### PROBLEM A
Reproduce the whole passage about passing through the Panama Canal locks, word for word.

The line handlers on the land know their job well. I spotted mine, as we motored into the lock, crossing the railway, walking over into a hut, and having a conversation as he paid out his line. He then started gathering up the line as he speeded up to retake his position! This time we had a huge three masted cruise ship in the locks with us. We nearly had an incident as the aft port line on the other yacht was caught as the level in the lock dropped. Luckily, a knife wasn’t needed, but it took four people to take the strain and free the line. The nest was swinging about in the lock before it was brought back under control with the combined engines of all yachts and adjustment of all the lines.
After the Pedro Miguel locks it was a short motor across the Miraflores Lake before the final two Miraflores Locks. There was a huge crowd watching us from the visitor centre. They all thought we were waving at them, when we were actually waving to friends and family watching us via the webcam mounted on the same building. Out of the locks, untie our nest, drop off the advisor, motor under the Bridge of the Americas, and we were officially in the Pacific! There was then a short motor to the La Playita marina, located at the end of the breakwater off Panama City. A few days here would allow us to reprovision; there was not going to be another good opportunity for Barracuda’s next legs to the Galapagos and then on to the Marquesas in French Polynesia.
The Pacific would bring an entirely new experience to many of the ARC skippers and crews – tides. They had come from the Caribbean with zero tide, to a 6m tidal range!

Rows from a dataset
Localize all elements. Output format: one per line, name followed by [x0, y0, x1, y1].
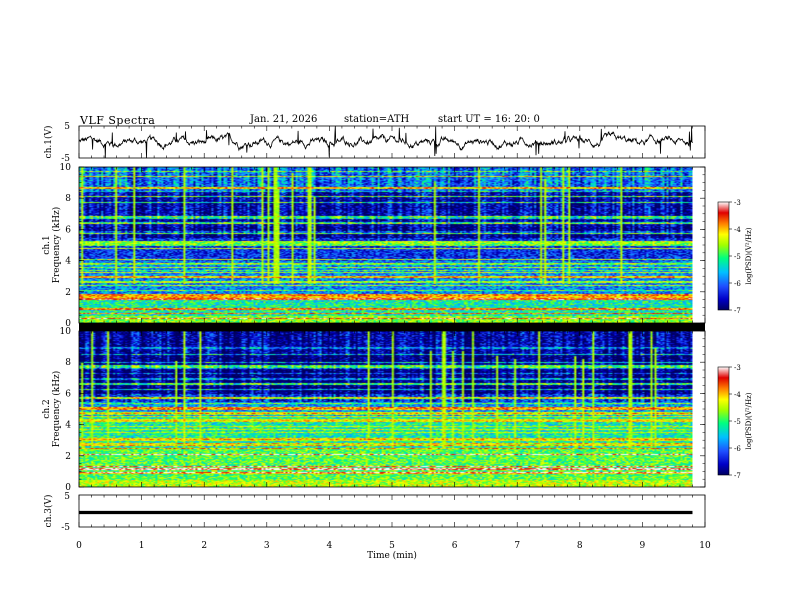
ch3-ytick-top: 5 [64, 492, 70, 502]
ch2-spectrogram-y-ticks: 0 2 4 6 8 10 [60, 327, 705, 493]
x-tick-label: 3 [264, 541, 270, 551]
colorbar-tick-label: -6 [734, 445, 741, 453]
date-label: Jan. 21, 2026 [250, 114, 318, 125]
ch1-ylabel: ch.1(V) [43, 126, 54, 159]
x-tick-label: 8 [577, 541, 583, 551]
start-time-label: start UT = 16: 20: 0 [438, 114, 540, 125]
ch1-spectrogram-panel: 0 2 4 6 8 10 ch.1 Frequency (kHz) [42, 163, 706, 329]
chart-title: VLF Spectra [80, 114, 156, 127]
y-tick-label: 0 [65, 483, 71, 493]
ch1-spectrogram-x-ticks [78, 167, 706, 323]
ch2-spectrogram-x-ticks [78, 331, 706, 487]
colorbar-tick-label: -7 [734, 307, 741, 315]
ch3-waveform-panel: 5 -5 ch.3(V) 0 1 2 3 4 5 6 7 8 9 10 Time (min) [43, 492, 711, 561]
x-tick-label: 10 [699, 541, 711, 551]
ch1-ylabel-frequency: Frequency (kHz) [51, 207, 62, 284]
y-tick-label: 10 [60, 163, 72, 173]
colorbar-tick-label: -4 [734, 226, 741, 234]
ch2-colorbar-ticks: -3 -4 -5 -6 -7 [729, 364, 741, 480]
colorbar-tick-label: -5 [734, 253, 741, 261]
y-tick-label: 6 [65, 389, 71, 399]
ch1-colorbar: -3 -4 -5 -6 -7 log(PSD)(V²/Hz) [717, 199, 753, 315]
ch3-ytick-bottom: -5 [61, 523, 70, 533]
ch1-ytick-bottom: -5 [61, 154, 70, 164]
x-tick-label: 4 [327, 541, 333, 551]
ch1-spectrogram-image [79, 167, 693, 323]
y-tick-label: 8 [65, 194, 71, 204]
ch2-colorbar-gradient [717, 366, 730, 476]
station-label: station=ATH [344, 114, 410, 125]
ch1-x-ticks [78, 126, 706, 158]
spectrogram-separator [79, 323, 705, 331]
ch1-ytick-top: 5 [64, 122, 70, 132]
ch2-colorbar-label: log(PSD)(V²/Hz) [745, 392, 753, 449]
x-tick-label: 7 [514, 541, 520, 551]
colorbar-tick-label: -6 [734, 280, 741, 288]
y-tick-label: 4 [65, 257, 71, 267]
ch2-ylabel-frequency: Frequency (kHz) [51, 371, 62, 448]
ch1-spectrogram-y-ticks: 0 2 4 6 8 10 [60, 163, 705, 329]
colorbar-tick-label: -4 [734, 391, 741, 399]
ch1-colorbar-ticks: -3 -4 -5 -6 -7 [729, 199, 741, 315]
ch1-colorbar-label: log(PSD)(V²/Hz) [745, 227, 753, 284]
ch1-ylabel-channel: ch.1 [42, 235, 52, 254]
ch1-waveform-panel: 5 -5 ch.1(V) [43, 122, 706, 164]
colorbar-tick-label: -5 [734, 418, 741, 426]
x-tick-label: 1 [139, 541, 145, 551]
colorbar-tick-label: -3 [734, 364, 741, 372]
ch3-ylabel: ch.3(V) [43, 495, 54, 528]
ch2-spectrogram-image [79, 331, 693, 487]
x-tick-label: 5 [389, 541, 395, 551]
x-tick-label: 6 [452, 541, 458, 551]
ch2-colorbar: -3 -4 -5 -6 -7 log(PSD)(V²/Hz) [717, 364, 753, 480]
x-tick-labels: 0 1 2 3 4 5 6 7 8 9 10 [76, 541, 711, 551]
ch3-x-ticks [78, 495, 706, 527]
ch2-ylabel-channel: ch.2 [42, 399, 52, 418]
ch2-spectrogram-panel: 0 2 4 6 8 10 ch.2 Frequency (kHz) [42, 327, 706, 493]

### PROBLEM B
Find each line of the records that contains the word "Frequency", and copy those lines.

### CORRECT OUTPUT A
The line handlers on the land know their job well. I spotted mine, as we motored into the lock, crossing the railway, walking over into a hut, and having a conversation as he paid out his line. He then started gathering up the line as he speeded up to retake his position! This time we had a huge three masted cruise ship in the locks with us. We nearly had an incident as the aft port line on the other yacht was caught as the level in the lock dropped. Luckily, a knife wasn’t needed, but it took four people to take the strain and free the line. The nest was swinging about in the lock before it was brought back under control with the combined engines of all yachts and adjustment of all the lines.
After the Pedro Miguel locks it was a short motor across the Miraflores Lake before the final two Miraflores Locks. There was a huge crowd watching us from the visitor centre. They all thought we were waving at them, when we were actually waving to friends and family watching us via the webcam mounted on the same building. Out of the locks, untie our nest, drop off the advisor, motor under the Bridge of the Americas, and we were officially in the Pacific! There was then a short motor to the La Playita marina, located at the end of the breakwater off Panama City. A few days here would allow us to reprovision; there was not going to be another good opportunity for Barracuda’s next legs to the Galapagos and then on to the Marquesas in French Polynesia.
The Pacific would bring an entirely new experience to many of the ARC skippers and crews – tides. They had come from the Caribbean with zero tide, to a 6m tidal range!

### CORRECT OUTPUT B
ch1-spectrogram-panel: 0 2 4 6 8 10 ch.1 Frequency (kHz) [42, 163, 706, 329]
ch1-ylabel-frequency: Frequency (kHz) [51, 207, 62, 284]
ch2-ylabel-frequency: Frequency (kHz) [51, 371, 62, 448]
ch2-spectrogram-panel: 0 2 4 6 8 10 ch.2 Frequency (kHz) [42, 327, 706, 493]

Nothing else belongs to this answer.